Convierte en una lista JSON de cadenas, una por línea y sin líneas en blanco, el tramo del material que va desde la línea con "- tile-s05[interactable]: D01" hasta la línea con "- main-gauge: [324, 202, 764, 449]", ambas incluidas.

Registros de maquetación
-.-.-

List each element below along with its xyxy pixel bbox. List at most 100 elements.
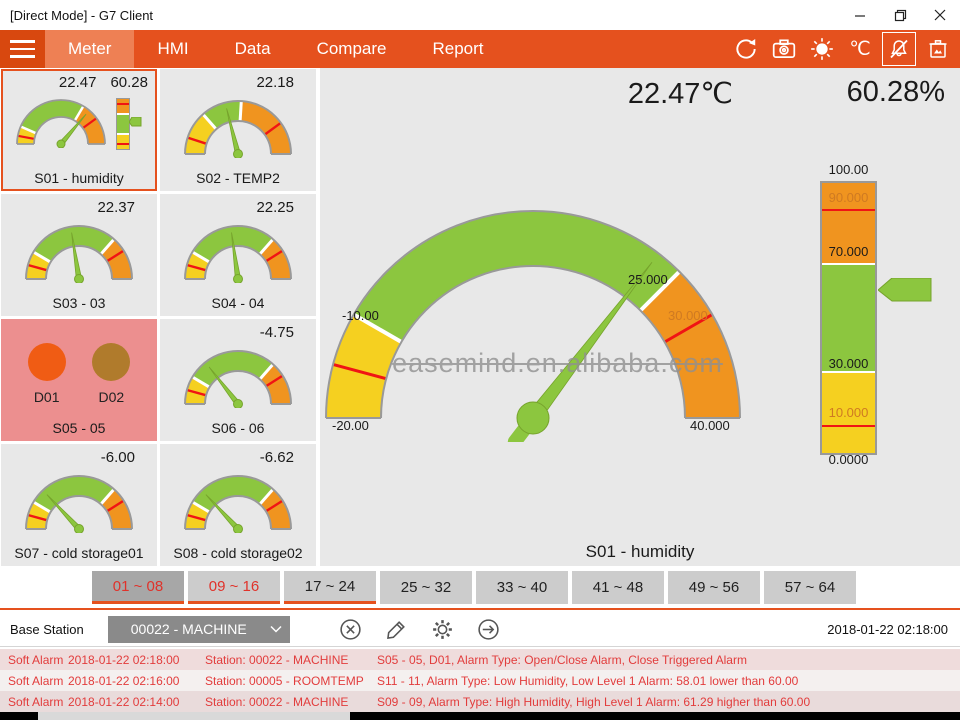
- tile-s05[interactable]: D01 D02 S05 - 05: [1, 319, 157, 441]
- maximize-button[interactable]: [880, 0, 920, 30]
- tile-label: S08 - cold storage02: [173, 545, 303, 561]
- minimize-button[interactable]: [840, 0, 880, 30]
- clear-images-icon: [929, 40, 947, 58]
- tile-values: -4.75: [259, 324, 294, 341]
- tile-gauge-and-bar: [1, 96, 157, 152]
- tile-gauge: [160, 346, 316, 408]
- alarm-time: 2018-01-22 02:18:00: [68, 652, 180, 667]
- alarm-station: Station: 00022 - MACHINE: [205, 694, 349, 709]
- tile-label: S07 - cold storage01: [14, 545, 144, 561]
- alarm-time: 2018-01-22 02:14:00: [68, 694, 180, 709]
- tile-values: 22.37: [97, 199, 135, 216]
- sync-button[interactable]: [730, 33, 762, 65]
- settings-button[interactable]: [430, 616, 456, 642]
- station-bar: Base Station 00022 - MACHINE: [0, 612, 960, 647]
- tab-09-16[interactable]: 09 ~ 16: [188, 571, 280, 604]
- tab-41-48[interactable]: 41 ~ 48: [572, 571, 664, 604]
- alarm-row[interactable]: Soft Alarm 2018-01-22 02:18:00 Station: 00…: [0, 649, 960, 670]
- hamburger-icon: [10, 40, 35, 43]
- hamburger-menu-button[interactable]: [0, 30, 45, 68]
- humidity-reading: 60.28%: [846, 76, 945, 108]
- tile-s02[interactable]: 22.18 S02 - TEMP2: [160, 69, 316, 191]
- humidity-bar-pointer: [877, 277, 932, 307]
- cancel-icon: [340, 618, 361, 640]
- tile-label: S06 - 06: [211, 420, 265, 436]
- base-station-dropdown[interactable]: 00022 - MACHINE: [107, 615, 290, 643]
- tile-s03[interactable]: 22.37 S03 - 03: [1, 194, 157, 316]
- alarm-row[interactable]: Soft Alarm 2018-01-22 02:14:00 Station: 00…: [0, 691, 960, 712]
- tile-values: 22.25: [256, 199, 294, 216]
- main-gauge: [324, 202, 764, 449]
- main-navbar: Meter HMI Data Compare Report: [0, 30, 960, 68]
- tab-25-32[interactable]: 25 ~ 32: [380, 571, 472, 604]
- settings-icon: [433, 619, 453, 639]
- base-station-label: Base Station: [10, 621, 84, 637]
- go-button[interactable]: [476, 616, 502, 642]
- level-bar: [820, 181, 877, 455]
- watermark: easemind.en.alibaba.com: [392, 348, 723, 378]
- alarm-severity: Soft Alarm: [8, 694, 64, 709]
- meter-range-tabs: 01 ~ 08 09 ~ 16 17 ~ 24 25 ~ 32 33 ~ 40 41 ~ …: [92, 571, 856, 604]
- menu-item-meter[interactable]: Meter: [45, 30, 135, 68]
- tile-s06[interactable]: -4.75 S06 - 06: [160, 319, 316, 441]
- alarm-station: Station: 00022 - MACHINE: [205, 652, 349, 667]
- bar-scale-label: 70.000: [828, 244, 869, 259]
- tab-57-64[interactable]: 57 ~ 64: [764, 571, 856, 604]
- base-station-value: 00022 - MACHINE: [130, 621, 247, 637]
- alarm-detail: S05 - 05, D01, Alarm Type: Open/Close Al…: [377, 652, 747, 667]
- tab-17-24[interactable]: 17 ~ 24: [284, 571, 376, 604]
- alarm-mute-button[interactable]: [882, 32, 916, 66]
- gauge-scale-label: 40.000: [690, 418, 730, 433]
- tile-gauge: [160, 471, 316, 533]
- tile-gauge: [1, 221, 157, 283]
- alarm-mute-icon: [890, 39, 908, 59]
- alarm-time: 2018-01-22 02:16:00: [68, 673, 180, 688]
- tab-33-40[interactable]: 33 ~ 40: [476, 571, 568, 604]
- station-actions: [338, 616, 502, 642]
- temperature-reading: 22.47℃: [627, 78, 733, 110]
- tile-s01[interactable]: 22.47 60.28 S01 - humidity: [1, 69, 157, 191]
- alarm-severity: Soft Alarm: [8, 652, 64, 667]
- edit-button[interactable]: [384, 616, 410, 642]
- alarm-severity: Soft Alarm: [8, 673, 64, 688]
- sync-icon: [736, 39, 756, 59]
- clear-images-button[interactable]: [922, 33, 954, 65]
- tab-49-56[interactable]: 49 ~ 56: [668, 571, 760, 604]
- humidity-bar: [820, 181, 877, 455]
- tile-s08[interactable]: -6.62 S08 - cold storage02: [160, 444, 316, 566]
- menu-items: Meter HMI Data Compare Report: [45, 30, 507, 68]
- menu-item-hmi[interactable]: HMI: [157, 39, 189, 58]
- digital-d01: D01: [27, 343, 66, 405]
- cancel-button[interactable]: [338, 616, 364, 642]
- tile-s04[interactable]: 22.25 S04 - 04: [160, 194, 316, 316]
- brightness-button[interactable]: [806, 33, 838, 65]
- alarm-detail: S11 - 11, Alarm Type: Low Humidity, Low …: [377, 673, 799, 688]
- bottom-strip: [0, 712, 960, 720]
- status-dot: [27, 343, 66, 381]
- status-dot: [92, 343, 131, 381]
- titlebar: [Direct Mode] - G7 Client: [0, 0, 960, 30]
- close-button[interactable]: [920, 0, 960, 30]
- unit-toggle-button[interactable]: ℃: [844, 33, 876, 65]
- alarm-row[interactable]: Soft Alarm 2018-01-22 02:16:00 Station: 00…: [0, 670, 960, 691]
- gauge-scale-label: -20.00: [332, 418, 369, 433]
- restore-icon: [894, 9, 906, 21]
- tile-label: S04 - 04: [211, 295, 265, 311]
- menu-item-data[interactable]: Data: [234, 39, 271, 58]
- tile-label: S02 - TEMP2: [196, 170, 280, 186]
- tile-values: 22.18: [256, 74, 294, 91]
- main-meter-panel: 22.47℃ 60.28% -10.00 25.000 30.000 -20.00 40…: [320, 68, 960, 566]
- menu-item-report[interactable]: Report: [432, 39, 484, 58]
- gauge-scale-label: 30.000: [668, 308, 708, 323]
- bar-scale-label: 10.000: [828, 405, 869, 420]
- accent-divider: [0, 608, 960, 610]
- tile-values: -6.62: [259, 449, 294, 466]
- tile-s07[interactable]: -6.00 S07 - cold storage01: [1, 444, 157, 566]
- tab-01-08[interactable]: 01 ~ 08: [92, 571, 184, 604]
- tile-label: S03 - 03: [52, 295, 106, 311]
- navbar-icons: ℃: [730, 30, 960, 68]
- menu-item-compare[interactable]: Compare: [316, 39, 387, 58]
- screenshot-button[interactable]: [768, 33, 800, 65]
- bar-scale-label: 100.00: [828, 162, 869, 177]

-.-.-

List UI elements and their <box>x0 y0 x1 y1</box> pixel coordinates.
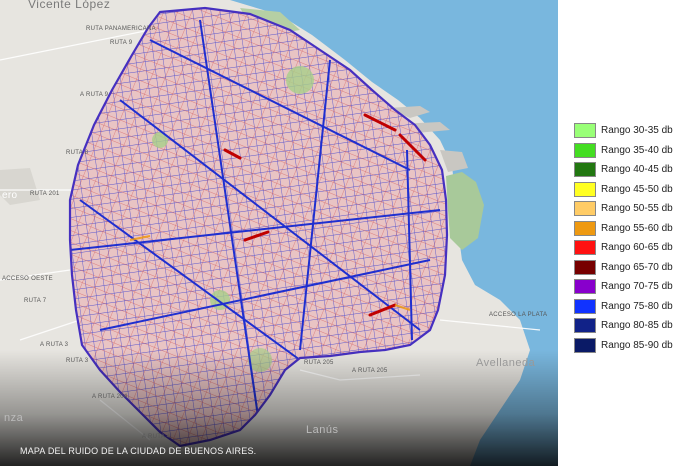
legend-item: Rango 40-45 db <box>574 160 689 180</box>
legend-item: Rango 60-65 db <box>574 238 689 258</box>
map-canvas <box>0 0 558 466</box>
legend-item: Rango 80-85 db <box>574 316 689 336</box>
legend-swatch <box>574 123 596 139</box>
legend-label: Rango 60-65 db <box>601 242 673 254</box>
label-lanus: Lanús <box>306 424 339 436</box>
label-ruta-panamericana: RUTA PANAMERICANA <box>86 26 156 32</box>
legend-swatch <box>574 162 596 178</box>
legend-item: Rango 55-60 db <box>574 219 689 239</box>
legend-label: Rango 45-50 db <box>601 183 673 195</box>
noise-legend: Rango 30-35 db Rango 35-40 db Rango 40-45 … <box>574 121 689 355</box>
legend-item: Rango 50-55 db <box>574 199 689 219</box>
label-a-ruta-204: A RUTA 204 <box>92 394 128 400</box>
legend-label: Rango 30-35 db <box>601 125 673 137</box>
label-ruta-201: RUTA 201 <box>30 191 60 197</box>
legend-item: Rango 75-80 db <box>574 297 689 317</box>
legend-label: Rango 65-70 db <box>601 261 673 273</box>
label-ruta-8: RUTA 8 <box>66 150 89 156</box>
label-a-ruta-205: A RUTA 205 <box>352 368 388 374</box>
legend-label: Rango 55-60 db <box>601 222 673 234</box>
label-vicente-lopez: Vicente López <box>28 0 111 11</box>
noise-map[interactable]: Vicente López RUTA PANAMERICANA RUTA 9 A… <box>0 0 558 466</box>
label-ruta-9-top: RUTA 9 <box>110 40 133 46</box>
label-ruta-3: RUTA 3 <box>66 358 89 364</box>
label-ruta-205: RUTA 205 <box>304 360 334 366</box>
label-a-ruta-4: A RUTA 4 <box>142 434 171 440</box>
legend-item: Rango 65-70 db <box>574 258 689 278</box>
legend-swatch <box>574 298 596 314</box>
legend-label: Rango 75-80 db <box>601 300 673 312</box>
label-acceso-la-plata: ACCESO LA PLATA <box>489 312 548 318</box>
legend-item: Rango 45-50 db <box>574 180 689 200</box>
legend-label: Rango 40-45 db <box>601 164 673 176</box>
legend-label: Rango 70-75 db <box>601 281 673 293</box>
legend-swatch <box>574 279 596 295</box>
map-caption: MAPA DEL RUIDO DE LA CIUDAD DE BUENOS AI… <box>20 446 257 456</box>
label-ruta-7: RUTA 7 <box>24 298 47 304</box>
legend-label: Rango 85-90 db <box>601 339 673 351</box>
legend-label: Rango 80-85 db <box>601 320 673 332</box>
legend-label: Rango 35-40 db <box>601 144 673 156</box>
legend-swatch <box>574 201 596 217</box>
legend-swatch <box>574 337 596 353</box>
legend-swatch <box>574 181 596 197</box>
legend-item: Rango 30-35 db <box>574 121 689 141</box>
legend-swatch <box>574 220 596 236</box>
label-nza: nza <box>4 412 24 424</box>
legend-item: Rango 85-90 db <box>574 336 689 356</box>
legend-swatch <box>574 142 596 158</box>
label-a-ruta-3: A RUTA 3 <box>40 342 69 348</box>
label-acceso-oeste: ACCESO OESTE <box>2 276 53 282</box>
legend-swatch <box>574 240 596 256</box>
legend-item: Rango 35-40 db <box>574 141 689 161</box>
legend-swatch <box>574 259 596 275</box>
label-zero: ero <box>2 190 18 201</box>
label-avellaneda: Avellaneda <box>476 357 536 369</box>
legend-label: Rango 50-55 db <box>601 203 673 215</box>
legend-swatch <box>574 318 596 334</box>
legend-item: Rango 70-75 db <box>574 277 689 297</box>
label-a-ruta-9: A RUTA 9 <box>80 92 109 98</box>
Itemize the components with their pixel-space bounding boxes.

-.-.-

Salida esperada ::
[
  "- tile-s05[interactable]: D01 D02 S05 - 05: [1, 319, 157, 441]",
  "- maximize-button[interactable]: [880, 0, 920, 30]",
  "- tile-label: S08 - cold storage02: [173, 545, 303, 561]",
  "- minimize-button[interactable]: [840, 0, 880, 30]",
  "- clear-images-icon: [929, 40, 947, 58]",
  "- tile-values: -4.75: [259, 324, 294, 341]",
  "- tile-gauge-and-bar: [1, 96, 157, 152]",
  "- tile-gauge: [160, 346, 316, 408]",
  "- alarm-time: 2018-01-22 02:18:00: [68, 652, 180, 667]",
  "- alarm-station: Station: 00022 - MACHINE: [205, 694, 349, 709]",
  "- tile-label: S07 - cold storage01: [14, 545, 144, 561]",
  "- alarm-time: 2018-01-22 02:14:00: [68, 694, 180, 709]",
  "- tile-values: 22.37: [97, 199, 135, 216]",
  "- sync-button[interactable]: [730, 33, 762, 65]",
  "- settings-button[interactable]: [430, 616, 456, 642]",
  "- station-bar: Base Station 00022 - MACHINE: [0, 612, 960, 647]",
  "- tab-09-16[interactable]: 09 ~ 16: [188, 571, 280, 604]",
  "- tab-41-48[interactable]: 41 ~ 48: [572, 571, 664, 604]",
  "- alarm-row[interactable]: Soft Alarm 2018-01-22 02:18:00 Station: 00…: [0, 649, 960, 670]",
  "- hamburger-icon: [10, 40, 35, 43]",
  "- hamburger-menu-button[interactable]: [0, 30, 45, 68]",
  "- humidity-reading: 60.28%: [846, 76, 945, 108]",
  "- tile-s02[interactable]: 22.18 S02 - TEMP2: [160, 69, 316, 191]",
  "- humidity-bar-pointer: [877, 277, 932, 307]",
  "- cancel-icon: [340, 618, 361, 640]",
  "- tile-label: S06 - 06: [211, 420, 265, 436]",
  "- base-station-dropdown[interactable]: 00022 - MACHINE: [107, 615, 290, 643]",
  "- tile-s03[interactable]: 22.37 S03 - 03: [1, 194, 157, 316]",
  "- alarm-row[interactable]: Soft Alarm 2018-01-22 02:14:00 Station: 00…: [0, 691, 960, 712]",
  "- tile-values: 22.25: [256, 199, 294, 216]",
  "- main-gauge: [324, 202, 764, 449]"
]